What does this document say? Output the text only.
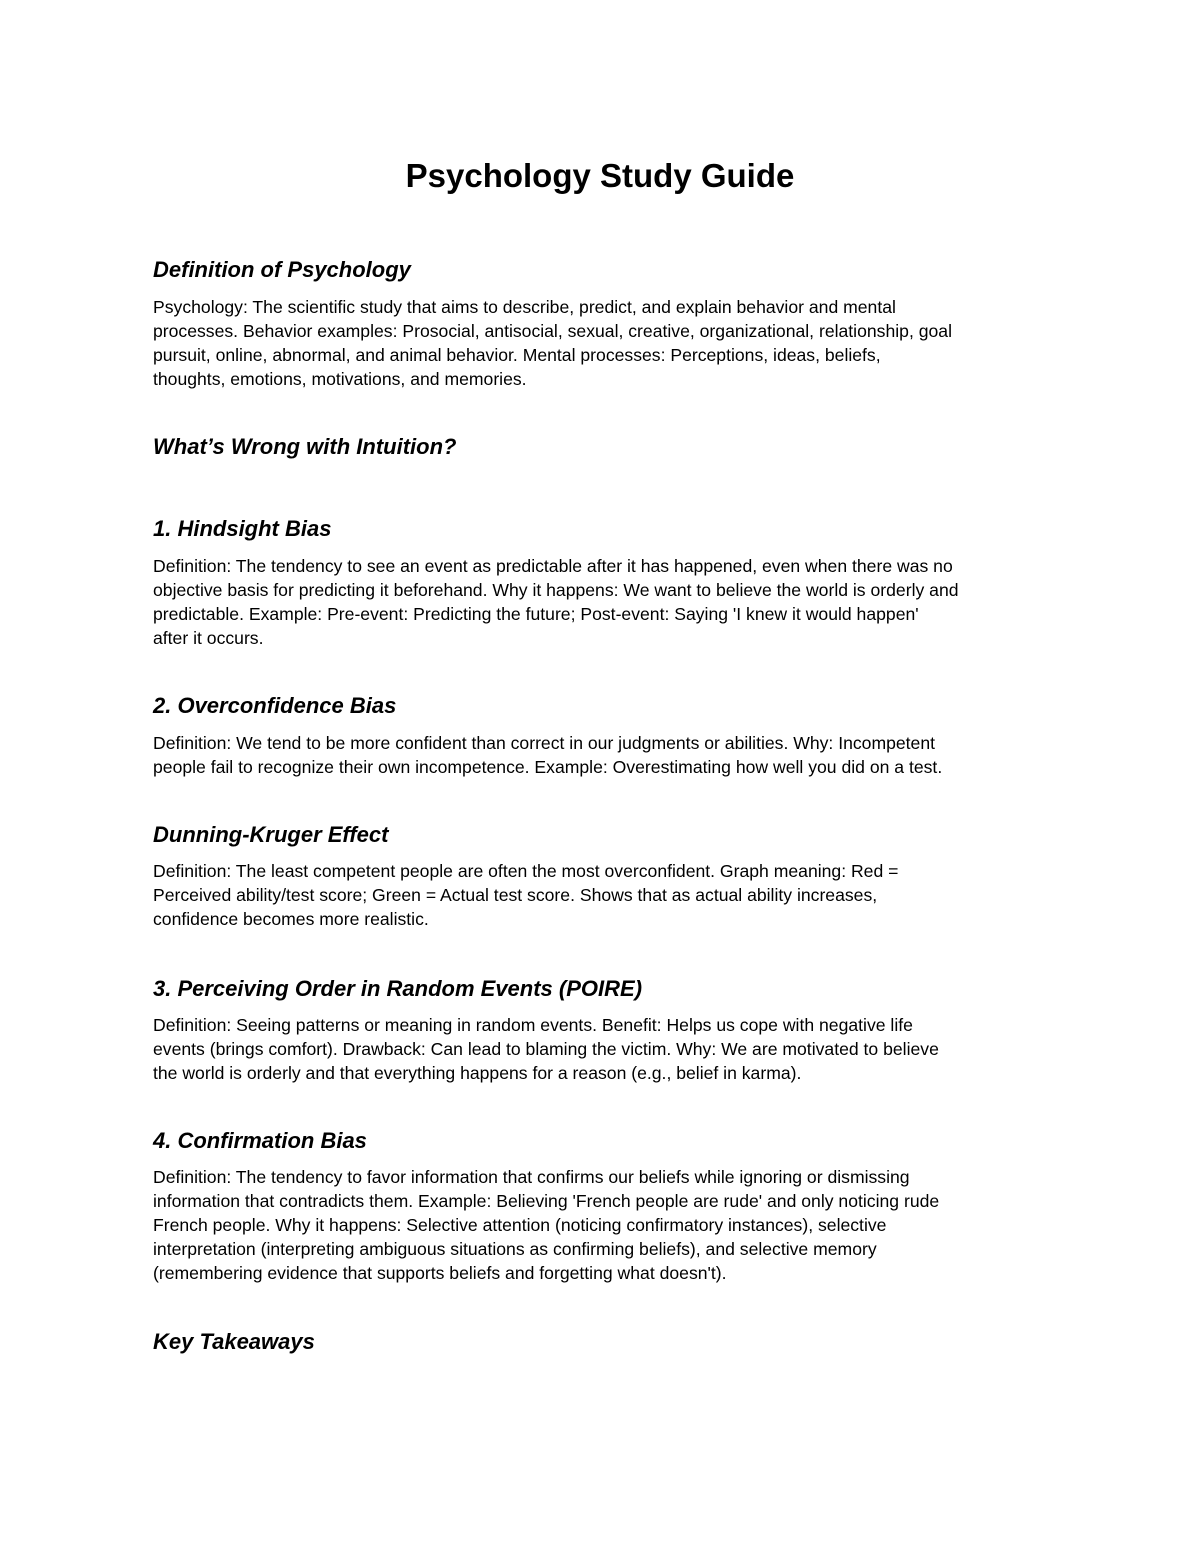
Psychology Study Guide
Definition of Psychology
Psychology: The scientific study that aims to describe, predict, and explain behavior and mental
processes. Behavior examples: Prosocial, antisocial, sexual, creative, organizational, relationship, goal
pursuit, online, abnormal, and animal behavior. Mental processes: Perceptions, ideas, beliefs,
thoughts, emotions, motivations, and memories.
What’s Wrong with Intuition?
1. Hindsight Bias
Definition: The tendency to see an event as predictable after it has happened, even when there was no
objective basis for predicting it beforehand. Why it happens: We want to believe the world is orderly and
predictable. Example: Pre-event: Predicting the future; Post-event: Saying 'I knew it would happen'
after it occurs.
2. Overconfidence Bias
Definition: We tend to be more confident than correct in our judgments or abilities. Why: Incompetent
people fail to recognize their own incompetence. Example: Overestimating how well you did on a test.
Dunning-Kruger Effect
Definition: The least competent people are often the most overconfident. Graph meaning: Red =
Perceived ability/test score; Green = Actual test score. Shows that as actual ability increases,
confidence becomes more realistic.
3. Perceiving Order in Random Events (POIRE)
Definition: Seeing patterns or meaning in random events. Benefit: Helps us cope with negative life
events (brings comfort). Drawback: Can lead to blaming the victim. Why: We are motivated to believe
the world is orderly and that everything happens for a reason (e.g., belief in karma).
4. Confirmation Bias
Definition: The tendency to favor information that confirms our beliefs while ignoring or dismissing
information that contradicts them. Example: Believing 'French people are rude' and only noticing rude
French people. Why it happens: Selective attention (noticing confirmatory instances), selective
interpretation (interpreting ambiguous situations as confirming beliefs), and selective memory
(remembering evidence that supports beliefs and forgetting what doesn't).
Key Takeaways
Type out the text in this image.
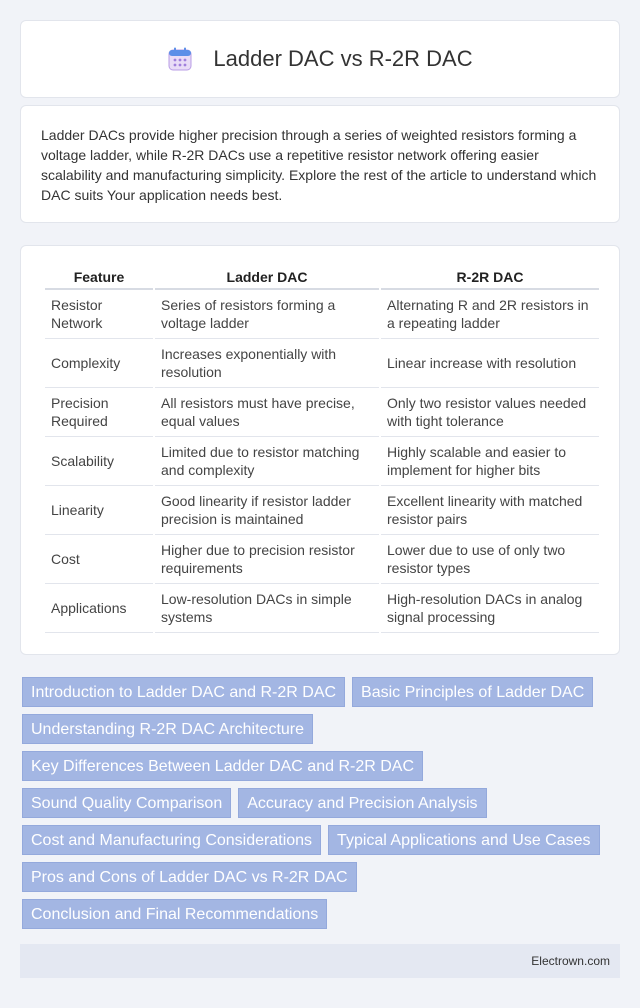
Ladder DAC vs R-2R DAC

Ladder DACs provide higher precision through a series of weighted resistors forming a voltage ladder, while R-2R DACs use a repetitive resistor network offering easier scalability and manufacturing simplicity. Explore the rest of the article to understand which DAC suits Your application needs best.

Feature	Ladder DAC	R-2R DAC
Resistor Network	Series of resistors forming a voltage ladder	Alternating R and 2R resistors in a repeating ladder
Complexity	Increases exponentially with resolution	Linear increase with resolution
Precision Required	All resistors must have precise, equal values	Only two resistor values needed with tight tolerance
Scalability	Limited due to resistor matching and complexity	Highly scalable and easier to implement for higher bits
Linearity	Good linearity if resistor ladder precision is maintained	Excellent linearity with matched resistor pairs
Cost	Higher due to precision resistor requirements	Lower due to use of only two resistor types
Applications	Low-resolution DACs in simple systems	High-resolution DACs in analog signal processing
Introduction to Ladder DAC and R-2R DAC	Basic Principles of Ladder DAC
Understanding R-2R DAC Architecture
Key Differences Between Ladder DAC and R-2R DAC
Sound Quality Comparison	Accuracy and Precision Analysis
Cost and Manufacturing Considerations	Typical Applications and Use Cases
Pros and Cons of Ladder DAC vs R-2R DAC
Conclusion and Final Recommendations
Electrown.com
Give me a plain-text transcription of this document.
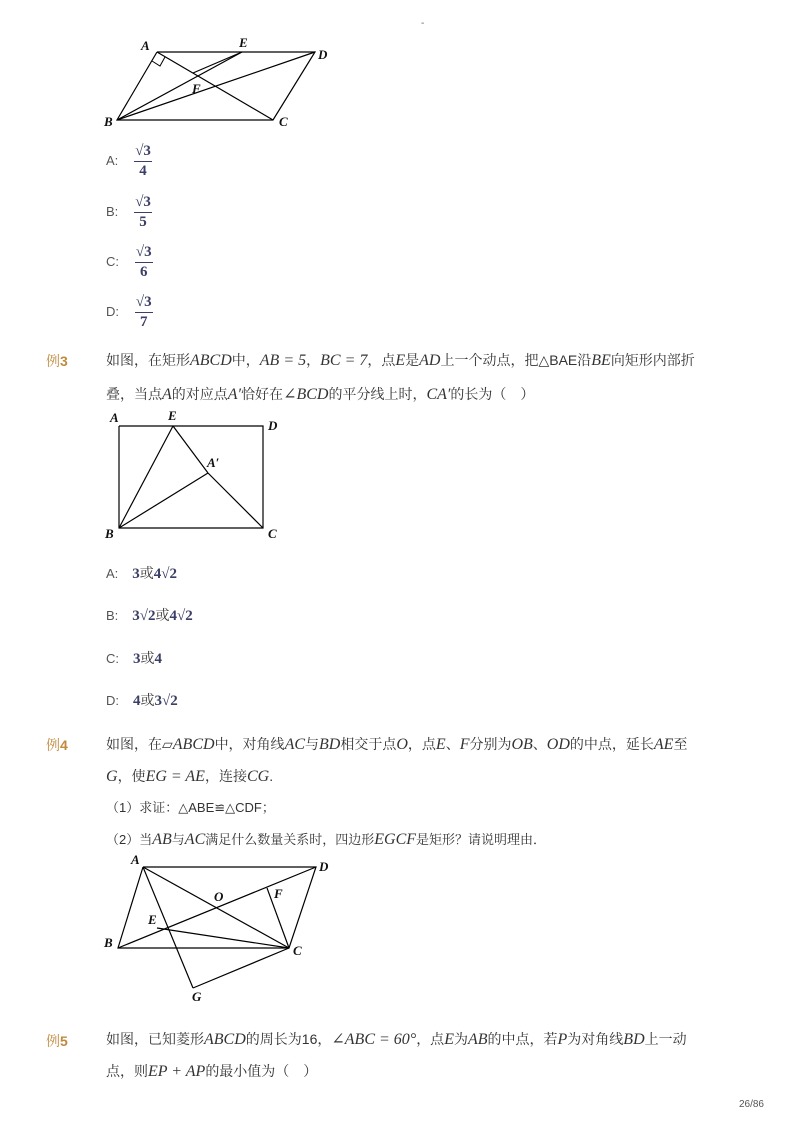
-
A	E
D
F
B	C
A: $\frac{√3}{4}$
B: $\frac{√3}{5}$
C: $\frac{√3}{6}$
D: $\frac{√3}{7}$
例3	如图，在矩形ABCD中，AB = 5，BC = 7，点E是AD上一个动点，把△BAE沿BE向矩形内部折
叠，当点A的对应点A′恰好在∠BCD的平分线上时，CA′的长为（　）
A	E
D
A′
B	C
A: 3或4√2
B: 3√2或4√2
C: 3或4
D: 4或3√2
例4	如图，在▱ABCD中，对角线AC与BD相交于点O，点E、F分别为OB、OD的中点，延长AE至
G，使EG = AE，连接CG.
（1）求证：△ABE≌△CDF；
（2）当AB与AC满足什么数量关系时，四边形EGCF是矩形？请说明理由．
A	D
O	F
E
B
C
G
例5	如图，已知菱形ABCD的周长为16，∠ABC = 60°，点E为AB的中点，若P为对角线BD上一动
点，则EP + AP的最小值为（　）
26/86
^^^^^^^^
Find all the lines containing "test" in the material, then copy them.

◆ Written solution
people fail to recognize their own incompetence. Example: Overestimating how well you did on a test.
Perceived ability/test score; Green = Actual test score. Shows that as actual ability increases,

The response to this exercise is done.